To-do list ▸
[a] Copy out the passage from the WebGPU matrix multiplication text starting at "Native WebGPU support" and ending at "(hence the 2).", changing "WebGPU" to "Metal".
[b] Extend the write-up on WebGPU matrix multiplication, picking up right after its last line.

Document excerpt ▸
Native WebGPU support for Matrix Multiply is limited to small matrices, which aren’t useful for modern Deep Learning workloads when your matrices can be large6.

A quick few notes on notation.

Matrix Multiply

First, a matrix multiply is defined by three matrices: A, B, C.

The total FLOPs required of a matrix multiply are 2 * M * K * N as each operation requires both a multiply and an add (hence the 2).

Lower Bounding Our Kernel

Following the example from Simon Boehm's great article, we have two 4092x4092 matrices followed by the addition of a 4092x4092 matrix. Similarly, we have

Total FLOPS: 137GFLOPs
Total data to read: 201MB
Total data to store: 67MB

However, I am developing on a Mac M2 Pro which has ~6 TFLOP/s of arithmetic intensity and 200GB/s of memory bandwidth.

So, the fastest the compute kernel can take is

(137GFLOP) / (6TFLOPS/s) = 22ms

and memory access takes

(267MB) / (200GB/s) = 1.34ms

so we should be compute bound (by ~16x too!).

Writing the Kernel

Kernel 1: Naive Kernel

The simplest way to compute a dot product between matrix A and B and write to matrix C is for each row in A (of shape M), iterate over the columns of A (of shape K) and multiply by the corresponding value of B. In Python, this looks like

def matmul(a, b, c):
    """
    Perform naive matrix multiplication: C = A * B
    
    :param a: Input matrix A of shape (m, k)
    :param b: Input matrix B of shape (k, n)
    :param c: Output matrix C of shape (m, n) to store the result
    """
    m = len(a)
    k = len(a[0])
    n = len(b[0])

Stored records ▸
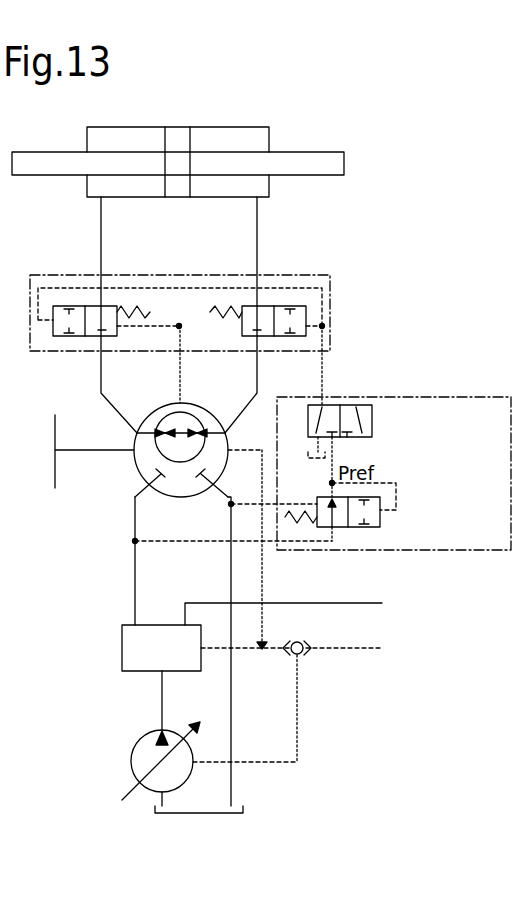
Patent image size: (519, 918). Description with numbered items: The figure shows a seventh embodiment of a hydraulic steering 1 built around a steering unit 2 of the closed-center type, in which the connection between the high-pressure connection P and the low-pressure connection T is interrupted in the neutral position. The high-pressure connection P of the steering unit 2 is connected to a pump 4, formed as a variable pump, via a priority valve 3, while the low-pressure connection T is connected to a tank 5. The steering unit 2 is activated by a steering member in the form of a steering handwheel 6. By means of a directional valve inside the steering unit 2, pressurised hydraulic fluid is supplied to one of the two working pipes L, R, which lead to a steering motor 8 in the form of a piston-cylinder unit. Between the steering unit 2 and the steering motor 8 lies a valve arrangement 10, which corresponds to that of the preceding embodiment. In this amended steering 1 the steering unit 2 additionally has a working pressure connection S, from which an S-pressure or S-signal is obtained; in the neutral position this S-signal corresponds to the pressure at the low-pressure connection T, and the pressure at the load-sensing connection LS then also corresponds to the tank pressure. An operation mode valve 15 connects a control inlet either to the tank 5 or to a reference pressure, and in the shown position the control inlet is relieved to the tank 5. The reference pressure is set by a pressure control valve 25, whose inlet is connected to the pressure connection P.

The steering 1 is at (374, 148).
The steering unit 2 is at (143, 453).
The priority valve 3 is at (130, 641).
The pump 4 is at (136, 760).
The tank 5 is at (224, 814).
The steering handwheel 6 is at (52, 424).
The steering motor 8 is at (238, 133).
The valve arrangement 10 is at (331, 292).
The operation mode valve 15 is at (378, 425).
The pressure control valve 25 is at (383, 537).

Responses to the exercise ▸
[a]
Native Metal support for Matrix Multiply is limited to small matrices, which aren’t useful for modern Deep Learning workloads when your matrices can be large6.

A quick few notes on notation.

Matrix Multiply

First, a matrix multiply is defined by three matrices: A, B, C.

The total FLOPs required of a matrix multiply are 2 * M * K * N as each operation requires both a multiply and an add (hence the 2).

[b]
    # Perform the matrix multiplication
    for i in range(m):
        for j in range(n):
            c[i][j] = 0
            for l in range(k):
                c[i][j] += a[i][l] * b[l][j]

Similar to the Python code above, we define7 our inputs8

struct Dimensions {
  M: u32,
  K: u32,
  N: u32,
}

@group(0) @binding(0) var dimensions: Dimensions;
@group(0) @binding(1) var a: array;
@group(0) @binding(2) var b: array;
@group(0) @binding(3) var result: array;

and our compute kernel:

@compute @workgroup_size(1)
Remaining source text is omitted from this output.